[Begin TASK INPUTS]
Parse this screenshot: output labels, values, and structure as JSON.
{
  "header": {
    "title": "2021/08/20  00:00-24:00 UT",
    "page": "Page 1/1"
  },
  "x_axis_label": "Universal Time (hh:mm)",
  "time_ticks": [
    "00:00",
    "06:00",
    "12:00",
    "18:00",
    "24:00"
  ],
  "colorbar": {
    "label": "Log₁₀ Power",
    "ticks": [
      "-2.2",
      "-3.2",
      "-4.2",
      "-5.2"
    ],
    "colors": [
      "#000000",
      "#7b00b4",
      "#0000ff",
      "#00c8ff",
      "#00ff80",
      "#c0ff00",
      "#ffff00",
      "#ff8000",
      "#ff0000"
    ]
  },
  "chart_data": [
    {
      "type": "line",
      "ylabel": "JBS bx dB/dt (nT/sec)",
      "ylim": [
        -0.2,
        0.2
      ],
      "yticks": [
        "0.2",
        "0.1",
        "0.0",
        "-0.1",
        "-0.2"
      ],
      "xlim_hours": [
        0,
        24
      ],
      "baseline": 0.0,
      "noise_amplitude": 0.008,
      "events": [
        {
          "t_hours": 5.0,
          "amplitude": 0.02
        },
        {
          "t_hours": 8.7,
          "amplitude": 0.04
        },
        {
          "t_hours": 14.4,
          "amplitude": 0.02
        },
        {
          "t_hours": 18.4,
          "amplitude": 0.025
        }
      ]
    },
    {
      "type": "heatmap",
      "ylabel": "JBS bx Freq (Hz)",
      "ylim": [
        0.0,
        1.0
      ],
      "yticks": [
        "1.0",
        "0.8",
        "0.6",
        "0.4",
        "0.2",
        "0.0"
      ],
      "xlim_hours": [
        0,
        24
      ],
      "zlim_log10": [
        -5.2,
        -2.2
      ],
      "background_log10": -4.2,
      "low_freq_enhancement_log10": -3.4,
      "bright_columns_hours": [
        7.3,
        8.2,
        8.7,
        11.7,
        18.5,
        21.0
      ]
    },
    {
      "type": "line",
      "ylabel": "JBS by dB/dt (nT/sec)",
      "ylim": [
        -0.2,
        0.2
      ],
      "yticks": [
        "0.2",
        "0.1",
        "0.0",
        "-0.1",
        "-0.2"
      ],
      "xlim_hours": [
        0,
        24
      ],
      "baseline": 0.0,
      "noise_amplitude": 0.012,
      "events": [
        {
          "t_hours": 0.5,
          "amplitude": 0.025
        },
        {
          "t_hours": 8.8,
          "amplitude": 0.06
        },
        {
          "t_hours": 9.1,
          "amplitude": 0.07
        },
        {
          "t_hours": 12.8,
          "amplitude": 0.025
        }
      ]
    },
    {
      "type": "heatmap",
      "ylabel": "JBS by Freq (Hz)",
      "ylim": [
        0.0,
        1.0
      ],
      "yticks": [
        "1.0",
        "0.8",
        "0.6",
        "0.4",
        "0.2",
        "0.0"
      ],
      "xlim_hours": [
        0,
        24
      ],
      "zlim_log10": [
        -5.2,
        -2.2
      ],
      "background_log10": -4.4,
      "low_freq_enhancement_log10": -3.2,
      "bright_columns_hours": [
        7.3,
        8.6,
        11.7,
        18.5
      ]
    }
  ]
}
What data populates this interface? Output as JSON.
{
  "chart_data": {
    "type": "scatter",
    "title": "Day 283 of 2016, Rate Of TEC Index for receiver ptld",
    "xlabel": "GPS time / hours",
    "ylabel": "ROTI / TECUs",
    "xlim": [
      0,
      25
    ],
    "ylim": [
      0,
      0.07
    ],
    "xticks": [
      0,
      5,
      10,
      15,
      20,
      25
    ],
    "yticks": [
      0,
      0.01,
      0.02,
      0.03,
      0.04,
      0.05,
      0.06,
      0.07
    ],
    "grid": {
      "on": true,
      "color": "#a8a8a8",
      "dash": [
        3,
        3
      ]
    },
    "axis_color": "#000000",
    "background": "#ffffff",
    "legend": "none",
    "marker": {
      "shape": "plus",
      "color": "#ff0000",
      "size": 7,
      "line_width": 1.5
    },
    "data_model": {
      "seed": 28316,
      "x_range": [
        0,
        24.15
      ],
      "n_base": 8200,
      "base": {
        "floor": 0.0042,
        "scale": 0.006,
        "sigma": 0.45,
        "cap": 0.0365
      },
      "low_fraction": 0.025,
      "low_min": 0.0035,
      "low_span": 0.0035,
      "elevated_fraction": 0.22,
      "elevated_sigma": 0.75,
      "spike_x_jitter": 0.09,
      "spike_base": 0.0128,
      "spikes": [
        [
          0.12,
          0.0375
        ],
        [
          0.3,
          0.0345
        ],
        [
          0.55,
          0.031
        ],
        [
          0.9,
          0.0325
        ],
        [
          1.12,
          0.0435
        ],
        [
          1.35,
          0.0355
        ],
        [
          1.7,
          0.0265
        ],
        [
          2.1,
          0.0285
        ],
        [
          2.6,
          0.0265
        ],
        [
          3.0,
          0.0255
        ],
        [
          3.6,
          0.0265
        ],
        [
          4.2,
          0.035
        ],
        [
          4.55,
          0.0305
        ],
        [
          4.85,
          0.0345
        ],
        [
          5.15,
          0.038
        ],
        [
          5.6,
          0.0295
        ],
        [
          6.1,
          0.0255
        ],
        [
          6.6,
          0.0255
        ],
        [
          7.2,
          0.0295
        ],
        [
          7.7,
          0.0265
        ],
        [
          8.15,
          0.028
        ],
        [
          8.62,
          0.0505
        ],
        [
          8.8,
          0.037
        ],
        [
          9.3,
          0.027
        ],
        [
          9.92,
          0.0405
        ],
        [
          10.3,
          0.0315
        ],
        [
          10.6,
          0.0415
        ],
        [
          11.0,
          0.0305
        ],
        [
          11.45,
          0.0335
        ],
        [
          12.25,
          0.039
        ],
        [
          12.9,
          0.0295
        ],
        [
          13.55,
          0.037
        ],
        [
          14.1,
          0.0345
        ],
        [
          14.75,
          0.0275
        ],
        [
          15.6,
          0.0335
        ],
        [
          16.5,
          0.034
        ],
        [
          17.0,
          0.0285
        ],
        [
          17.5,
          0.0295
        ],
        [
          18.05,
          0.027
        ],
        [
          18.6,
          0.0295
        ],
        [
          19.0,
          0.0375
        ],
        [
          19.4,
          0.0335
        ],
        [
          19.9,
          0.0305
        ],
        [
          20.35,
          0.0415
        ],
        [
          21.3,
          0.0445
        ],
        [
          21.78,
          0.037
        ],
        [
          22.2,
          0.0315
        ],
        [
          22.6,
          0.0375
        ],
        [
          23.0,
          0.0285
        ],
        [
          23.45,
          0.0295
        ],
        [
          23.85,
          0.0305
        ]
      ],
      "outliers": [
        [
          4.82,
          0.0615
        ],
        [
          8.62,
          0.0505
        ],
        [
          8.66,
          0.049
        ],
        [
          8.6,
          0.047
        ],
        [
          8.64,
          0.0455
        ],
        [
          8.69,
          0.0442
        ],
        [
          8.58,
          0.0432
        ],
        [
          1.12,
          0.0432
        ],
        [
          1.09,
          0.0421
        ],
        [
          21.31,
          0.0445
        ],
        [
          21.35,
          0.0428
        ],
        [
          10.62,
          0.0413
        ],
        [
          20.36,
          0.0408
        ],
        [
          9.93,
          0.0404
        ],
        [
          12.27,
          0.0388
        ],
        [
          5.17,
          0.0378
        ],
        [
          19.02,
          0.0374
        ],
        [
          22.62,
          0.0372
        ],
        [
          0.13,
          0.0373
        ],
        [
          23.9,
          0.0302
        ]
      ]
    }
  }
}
[End TASK INPUTS]
YOUR TASK:
Repeat the material word for word, in full.

TASK RESPONSE:
Parse this screenshot: output labels, values, and structure as JSON.
{
  "header": {
    "title": "2021/08/20  00:00-24:00 UT",
    "page": "Page 1/1"
  },
  "x_axis_label": "Universal Time (hh:mm)",
  "time_ticks": [
    "00:00",
    "06:00",
    "12:00",
    "18:00",
    "24:00"
  ],
  "colorbar": {
    "label": "Log₁₀ Power",
    "ticks": [
      "-2.2",
      "-3.2",
      "-4.2",
      "-5.2"
    ],
    "colors": [
      "#000000",
      "#7b00b4",
      "#0000ff",
      "#00c8ff",
      "#00ff80",
      "#c0ff00",
      "#ffff00",
      "#ff8000",
      "#ff0000"
    ]
  },
  "chart_data": [
    {
      "type": "line",
      "ylabel": "JBS bx dB/dt (nT/sec)",
      "ylim": [
        -0.2,
        0.2
      ],
      "yticks": [
        "0.2",
        "0.1",
        "0.0",
        "-0.1",
        "-0.2"
      ],
      "xlim_hours": [
        0,
        24
      ],
      "baseline": 0.0,
      "noise_amplitude": 0.008,
      "events": [
        {
          "t_hours": 5.0,
          "amplitude": 0.02
        },
        {
          "t_hours": 8.7,
          "amplitude": 0.04
        },
        {
          "t_hours": 14.4,
          "amplitude": 0.02
        },
        {
          "t_hours": 18.4,
          "amplitude": 0.025
        }
      ]
    },
    {
      "type": "heatmap",
      "ylabel": "JBS bx Freq (Hz)",
      "ylim": [
        0.0,
        1.0
      ],
      "yticks": [
        "1.0",
        "0.8",
        "0.6",
        "0.4",
        "0.2",
        "0.0"
      ],
      "xlim_hours": [
        0,
        24
      ],
      "zlim_log10": [
        -5.2,
        -2.2
      ],
      "background_log10": -4.2,
      "low_freq_enhancement_log10": -3.4,
      "bright_columns_hours": [
        7.3,
        8.2,
        8.7,
        11.7,
        18.5,
        21.0
      ]
    },
    {
      "type": "line",
      "ylabel": "JBS by dB/dt (nT/sec)",
      "ylim": [
        -0.2,
        0.2
      ],
      "yticks": [
        "0.2",
        "0.1",
        "0.0",
        "-0.1",
        "-0.2"
      ],
      "xlim_hours": [
        0,
        24
      ],
      "baseline": 0.0,
      "noise_amplitude": 0.012,
      "events": [
        {
          "t_hours": 0.5,
          "amplitude": 0.025
        },
        {
          "t_hours": 8.8,
          "amplitude": 0.06
        },
        {
          "t_hours": 9.1,
          "amplitude": 0.07
        },
        {
          "t_hours": 12.8,
          "amplitude": 0.025
        }
      ]
    },
    {
      "type": "heatmap",
      "ylabel": "JBS by Freq (Hz)",
      "ylim": [
        0.0,
        1.0
      ],
      "yticks": [
        "1.0",
        "0.8",
        "0.6",
        "0.4",
        "0.2",
        "0.0"
      ],
      "xlim_hours": [
        0,
        24
      ],
      "zlim_log10": [
        -5.2,
        -2.2
      ],
      "background_log10": -4.4,
      "low_freq_enhancement_log10": -3.2,
      "bright_columns_hours": [
        7.3,
        8.6,
        11.7,
        18.5
      ]
    }
  ]
}
What data populates this interface? Output as JSON.
{
  "chart_data": {
    "type": "scatter",
    "title": "Day 283 of 2016, Rate Of TEC Index for receiver ptld",
    "xlabel": "GPS time / hours",
    "ylabel": "ROTI / TECUs",
    "xlim": [
      0,
      25
    ],
    "ylim": [
      0,
      0.07
    ],
    "xticks": [
      0,
      5,
      10,
      15,
      20,
      25
    ],
    "yticks": [
      0,
      0.01,
      0.02,
      0.03,
      0.04,
      0.05,
      0.06,
      0.07
    ],
    "grid": {
      "on": true,
      "color": "#a8a8a8",
      "dash": [
        3,
        3
      ]
    },
    "axis_color": "#000000",
    "background": "#ffffff",
    "legend": "none",
    "marker": {
      "shape": "plus",
      "color": "#ff0000",
      "size": 7,
      "line_width": 1.5
    },
    "data_model": {
      "seed": 28316,
      "x_range": [
        0,
        24.15
      ],
      "n_base": 8200,
      "base": {
        "floor": 0.0042,
        "scale": 0.006,
        "sigma": 0.45,
        "cap": 0.0365
      },
      "low_fraction": 0.025,
      "low_min": 0.0035,
      "low_span": 0.0035,
      "elevated_fraction": 0.22,
      "elevated_sigma": 0.75,
      "spike_x_jitter": 0.09,
      "spike_base": 0.0128,
      "spikes": [
        [
          0.12,
          0.0375
        ],
        [
          0.3,
          0.0345
        ],
        [
          0.55,
          0.031
        ],
        [
          0.9,
          0.0325
        ],
        [
          1.12,
          0.0435
        ],
        [
          1.35,
          0.0355
        ],
        [
          1.7,
          0.0265
        ],
        [
          2.1,
          0.0285
        ],
        [
          2.6,
          0.0265
        ],
        [
          3.0,
          0.0255
        ],
        [
          3.6,
          0.0265
        ],
        [
          4.2,
          0.035
        ],
        [
          4.55,
          0.0305
        ],
        [
          4.85,
          0.0345
        ],
        [
          5.15,
          0.038
        ],
        [
          5.6,
          0.0295
        ],
        [
          6.1,
          0.0255
        ],
        [
          6.6,
          0.0255
        ],
        [
          7.2,
          0.0295
        ],
        [
          7.7,
          0.0265
        ],
        [
          8.15,
          0.028
        ],
        [
          8.62,
          0.0505
        ],
        [
          8.8,
          0.037
        ],
        [
          9.3,
          0.027
        ],
        [
          9.92,
          0.0405
        ],
        [
          10.3,
          0.0315
        ],
        [
          10.6,
          0.0415
        ],
        [
          11.0,
          0.0305
        ],
        [
          11.45,
          0.0335
        ],
        [
          12.25,
          0.039
        ],
        [
          12.9,
          0.0295
        ],
        [
          13.55,
          0.037
        ],
        [
          14.1,
          0.0345
        ],
        [
          14.75,
          0.0275
        ],
        [
          15.6,
          0.0335
        ],
        [
          16.5,
          0.034
        ],
        [
          17.0,
          0.0285
        ],
        [
          17.5,
          0.0295
        ],
        [
          18.05,
          0.027
        ],
        [
          18.6,
          0.0295
        ],
        [
          19.0,
          0.0375
        ],
        [
          19.4,
          0.0335
        ],
        [
          19.9,
          0.0305
        ],
        [
          20.35,
          0.0415
        ],
        [
          21.3,
          0.0445
        ],
        [
          21.78,
          0.037
        ],
        [
          22.2,
          0.0315
        ],
        [
          22.6,
          0.0375
        ],
        [
          23.0,
          0.0285
        ],
        [
          23.45,
          0.0295
        ],
        [
          23.85,
          0.0305
        ]
      ],
      "outliers": [
        [
          4.82,
          0.0615
        ],
        [
          8.62,
          0.0505
        ],
        [
          8.66,
          0.049
        ],
        [
          8.6,
          0.047
        ],
        [
          8.64,
          0.0455
        ],
        [
          8.69,
          0.0442
        ],
        [
          8.58,
          0.0432
        ],
        [
          1.12,
          0.0432
        ],
        [
          1.09,
          0.0421
        ],
        [
          21.31,
          0.0445
        ],
        [
          21.35,
          0.0428
        ],
        [
          10.62,
          0.0413
        ],
        [
          20.36,
          0.0408
        ],
        [
          9.93,
          0.0404
        ],
        [
          12.27,
          0.0388
        ],
        [
          5.17,
          0.0378
        ],
        [
          19.02,
          0.0374
        ],
        [
          22.62,
          0.0372
        ],
        [
          0.13,
          0.0373
        ],
        [
          23.9,
          0.0302
        ]
      ]
    }
  }
}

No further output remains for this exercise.